TASK DETAILS: In the advice column, why does Carol say contact with a cruel or abusive ex should end forever? Answer in one to three sentences.

TEXT PASSAGE:
Enlightening Answers: Anger Issues and a Disappearing Mate

And now, questions from the “lovelorn” files, emailed to me on the Karma Air website:

Q: I just broke up with my boyfriend of three years because of his anger issues – he’d often belittle me and my children from a prior relationship. We fell in love after a short courtship before we’d really found a lot out about each other. Well, the last two years were horrible. It’s hard to let go – it’s like I’m suffering from “battered women syndrome” or something. I’m a loving person who is too giving and nice. How do I just say no when all I want to do is help?

Signed: Too Nice

A: Dear Too Nice,

Here’s the deal with breakups: You can’t be in contact – you need a BREAK! For a while! I suggest, when you breakup with a man that is cruel or abusive, that the break in contact be FOREVER! It’s much too hard, painful, and dangerous to be in touch – you could perhaps be lured back to this angry man’s arms because you’ll forget how horrible things were because he’ll only show his good side (which, of course he has or you wouldn’t have fallen for him in the first place). What you didn’t find out in your whirlwind courtship until it was too late – is that this man is deeply insecure. Here’s the brutal truth – you are, too, or you wouldn’t have spent two horrible years with him! You’d have been out of there after two horrible days, maybe weeks, but NOT years… Work on your own self-esteem by doing things you love, challenging yourself, keeping all commitments, cleaning up all bad habits, and surrounding yourself ONLY with people who think you rock. You can’t “help” or fix this man and it’s NOT your job. Your job is to love yourself first and foremost and take care of those kids of yours. When we allow the bad behavior of others, and try to “enlighten” them with our loving ways, they don’t respect us and ultimately hate us for it. You did the right thing. Next time know someone for a year before you make any big plans, and remember to always LOVE YOURSELF more than any man – he’ll love you more for it.

Good luck,

Carol

Q: I’ve been with a woman for four years. We’ve had numerous ups and downs. We recently decided to move into an apartment. Now that the time is getting closer, there always seems to be something more important going on for her than to spend time with me. She’ll disappear for hours at night and “conveniently” turn her cell off or just leave it in her car, and, sorry, the sex life has taken a nosedive. She doesn’t see any connection, but I feel one. Am I wrong?

STORED DATA:
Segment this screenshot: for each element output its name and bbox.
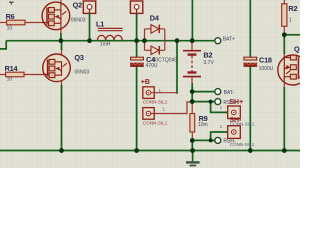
...
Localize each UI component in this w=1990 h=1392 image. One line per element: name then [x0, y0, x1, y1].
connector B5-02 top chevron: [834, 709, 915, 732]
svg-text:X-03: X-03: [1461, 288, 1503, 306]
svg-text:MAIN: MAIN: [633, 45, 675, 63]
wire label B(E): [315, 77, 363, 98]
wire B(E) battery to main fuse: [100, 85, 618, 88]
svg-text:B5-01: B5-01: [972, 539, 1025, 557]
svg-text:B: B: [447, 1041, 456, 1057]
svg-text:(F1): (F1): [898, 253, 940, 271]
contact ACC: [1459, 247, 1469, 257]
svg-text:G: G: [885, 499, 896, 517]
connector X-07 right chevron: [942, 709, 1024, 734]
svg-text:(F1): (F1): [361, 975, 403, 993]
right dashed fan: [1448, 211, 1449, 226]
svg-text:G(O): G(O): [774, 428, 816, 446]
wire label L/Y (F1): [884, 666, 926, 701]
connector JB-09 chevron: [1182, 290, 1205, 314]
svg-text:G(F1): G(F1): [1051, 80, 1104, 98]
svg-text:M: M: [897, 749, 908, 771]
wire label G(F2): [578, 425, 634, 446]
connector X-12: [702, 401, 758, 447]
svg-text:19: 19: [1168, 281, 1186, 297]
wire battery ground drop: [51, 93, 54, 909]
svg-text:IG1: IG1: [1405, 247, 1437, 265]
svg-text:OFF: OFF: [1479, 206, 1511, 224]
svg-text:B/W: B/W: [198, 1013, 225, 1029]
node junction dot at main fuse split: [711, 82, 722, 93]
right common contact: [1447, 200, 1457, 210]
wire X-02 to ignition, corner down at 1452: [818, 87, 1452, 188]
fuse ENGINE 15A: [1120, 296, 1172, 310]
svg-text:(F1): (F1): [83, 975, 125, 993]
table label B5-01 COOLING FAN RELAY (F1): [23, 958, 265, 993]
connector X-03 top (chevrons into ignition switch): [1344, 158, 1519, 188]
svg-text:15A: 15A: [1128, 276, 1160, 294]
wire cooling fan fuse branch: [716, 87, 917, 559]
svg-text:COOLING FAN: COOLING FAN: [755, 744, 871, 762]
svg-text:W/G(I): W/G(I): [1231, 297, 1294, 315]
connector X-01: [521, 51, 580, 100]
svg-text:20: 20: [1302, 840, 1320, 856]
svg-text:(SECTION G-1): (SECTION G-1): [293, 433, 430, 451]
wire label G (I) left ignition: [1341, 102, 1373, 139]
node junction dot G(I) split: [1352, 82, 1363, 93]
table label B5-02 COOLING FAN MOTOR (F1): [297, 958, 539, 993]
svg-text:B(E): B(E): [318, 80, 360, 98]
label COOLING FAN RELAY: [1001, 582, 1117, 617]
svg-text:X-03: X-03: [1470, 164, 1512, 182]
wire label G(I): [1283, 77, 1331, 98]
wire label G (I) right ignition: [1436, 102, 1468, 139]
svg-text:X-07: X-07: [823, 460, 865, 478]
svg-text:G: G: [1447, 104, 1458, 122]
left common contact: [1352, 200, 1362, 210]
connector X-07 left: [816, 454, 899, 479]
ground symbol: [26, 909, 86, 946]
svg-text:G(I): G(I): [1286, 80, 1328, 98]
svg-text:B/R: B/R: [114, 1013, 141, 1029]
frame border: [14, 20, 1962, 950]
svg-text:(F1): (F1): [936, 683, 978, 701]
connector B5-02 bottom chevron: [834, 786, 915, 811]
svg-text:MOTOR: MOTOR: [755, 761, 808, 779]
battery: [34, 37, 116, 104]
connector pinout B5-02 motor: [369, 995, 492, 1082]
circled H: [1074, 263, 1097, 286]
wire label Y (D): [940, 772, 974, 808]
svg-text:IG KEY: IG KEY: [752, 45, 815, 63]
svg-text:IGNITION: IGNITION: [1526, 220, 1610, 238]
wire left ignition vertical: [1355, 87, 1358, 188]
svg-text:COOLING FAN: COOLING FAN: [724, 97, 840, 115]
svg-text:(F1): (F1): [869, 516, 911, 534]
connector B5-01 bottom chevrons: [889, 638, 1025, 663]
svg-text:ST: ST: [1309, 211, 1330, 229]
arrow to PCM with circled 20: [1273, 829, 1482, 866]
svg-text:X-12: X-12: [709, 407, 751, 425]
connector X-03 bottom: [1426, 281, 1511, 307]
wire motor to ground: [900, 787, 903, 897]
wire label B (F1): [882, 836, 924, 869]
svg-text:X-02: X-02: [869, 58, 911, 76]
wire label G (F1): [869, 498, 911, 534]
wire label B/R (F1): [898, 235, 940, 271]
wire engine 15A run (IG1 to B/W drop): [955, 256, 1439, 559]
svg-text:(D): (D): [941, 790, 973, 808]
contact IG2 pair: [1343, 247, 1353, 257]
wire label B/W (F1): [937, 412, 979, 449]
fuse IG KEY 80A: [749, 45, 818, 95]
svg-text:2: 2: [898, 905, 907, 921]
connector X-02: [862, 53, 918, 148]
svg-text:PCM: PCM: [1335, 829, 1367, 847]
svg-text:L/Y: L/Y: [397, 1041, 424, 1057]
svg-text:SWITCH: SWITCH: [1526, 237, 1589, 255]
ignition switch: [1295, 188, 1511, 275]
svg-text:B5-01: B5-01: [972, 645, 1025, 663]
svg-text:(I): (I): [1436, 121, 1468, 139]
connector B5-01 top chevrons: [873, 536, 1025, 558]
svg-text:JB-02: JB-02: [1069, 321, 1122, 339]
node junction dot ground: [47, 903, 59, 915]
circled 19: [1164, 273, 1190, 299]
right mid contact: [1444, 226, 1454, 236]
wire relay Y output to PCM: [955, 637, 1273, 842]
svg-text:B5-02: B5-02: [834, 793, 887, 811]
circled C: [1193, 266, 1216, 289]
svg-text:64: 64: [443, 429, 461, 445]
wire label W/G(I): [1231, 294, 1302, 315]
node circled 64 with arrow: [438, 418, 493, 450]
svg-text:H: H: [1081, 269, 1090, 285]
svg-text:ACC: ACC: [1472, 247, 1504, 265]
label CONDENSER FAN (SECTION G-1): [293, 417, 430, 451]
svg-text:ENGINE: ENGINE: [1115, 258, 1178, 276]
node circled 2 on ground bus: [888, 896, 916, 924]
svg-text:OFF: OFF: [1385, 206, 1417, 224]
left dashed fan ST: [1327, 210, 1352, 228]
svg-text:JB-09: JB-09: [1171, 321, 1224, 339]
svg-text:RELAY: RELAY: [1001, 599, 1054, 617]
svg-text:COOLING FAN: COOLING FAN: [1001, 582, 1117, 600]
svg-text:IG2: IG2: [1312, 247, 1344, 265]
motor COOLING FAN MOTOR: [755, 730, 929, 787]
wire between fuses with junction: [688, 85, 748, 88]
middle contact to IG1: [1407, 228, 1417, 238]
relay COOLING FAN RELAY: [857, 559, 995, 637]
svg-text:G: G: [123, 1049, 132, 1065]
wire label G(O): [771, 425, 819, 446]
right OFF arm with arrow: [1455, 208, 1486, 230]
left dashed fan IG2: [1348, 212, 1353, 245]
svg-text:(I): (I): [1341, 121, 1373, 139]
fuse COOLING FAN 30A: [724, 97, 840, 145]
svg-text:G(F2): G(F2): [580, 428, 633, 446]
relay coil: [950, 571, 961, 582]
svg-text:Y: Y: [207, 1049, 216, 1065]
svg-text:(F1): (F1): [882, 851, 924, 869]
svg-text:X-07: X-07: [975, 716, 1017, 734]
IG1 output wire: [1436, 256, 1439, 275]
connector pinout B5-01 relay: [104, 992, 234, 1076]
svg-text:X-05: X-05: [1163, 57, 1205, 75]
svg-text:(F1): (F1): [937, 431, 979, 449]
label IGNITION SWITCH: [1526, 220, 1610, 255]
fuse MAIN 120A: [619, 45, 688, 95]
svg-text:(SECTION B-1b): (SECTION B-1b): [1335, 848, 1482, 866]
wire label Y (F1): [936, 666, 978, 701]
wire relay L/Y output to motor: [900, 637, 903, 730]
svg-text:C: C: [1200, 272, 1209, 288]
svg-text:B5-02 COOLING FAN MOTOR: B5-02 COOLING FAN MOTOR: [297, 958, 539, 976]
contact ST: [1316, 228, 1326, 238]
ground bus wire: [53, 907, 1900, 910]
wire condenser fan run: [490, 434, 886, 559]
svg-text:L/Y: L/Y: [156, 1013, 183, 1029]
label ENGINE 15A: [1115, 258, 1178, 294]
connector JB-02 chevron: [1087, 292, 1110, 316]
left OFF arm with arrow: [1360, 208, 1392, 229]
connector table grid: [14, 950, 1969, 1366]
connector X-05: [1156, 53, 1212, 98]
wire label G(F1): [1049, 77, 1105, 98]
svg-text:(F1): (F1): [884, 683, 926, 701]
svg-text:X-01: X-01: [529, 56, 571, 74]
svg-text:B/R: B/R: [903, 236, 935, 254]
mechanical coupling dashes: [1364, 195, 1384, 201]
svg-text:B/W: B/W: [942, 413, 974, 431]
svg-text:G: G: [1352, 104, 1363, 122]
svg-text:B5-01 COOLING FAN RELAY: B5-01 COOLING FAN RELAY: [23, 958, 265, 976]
...
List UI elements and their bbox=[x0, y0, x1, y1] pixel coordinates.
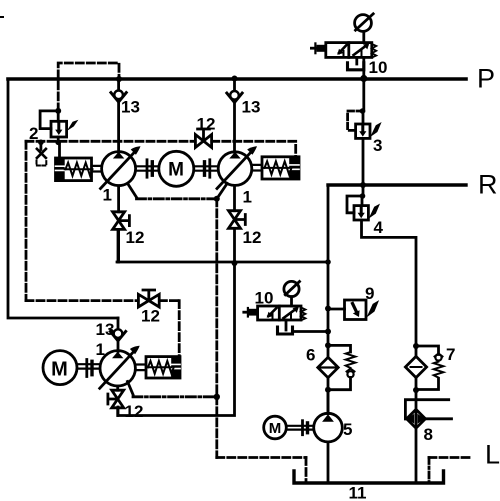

RESULT: She says staying in touch is too hard, painful, and dangerous. The writer could be lured back to the angry man because he will show only his good side, making her forget how horrible things were.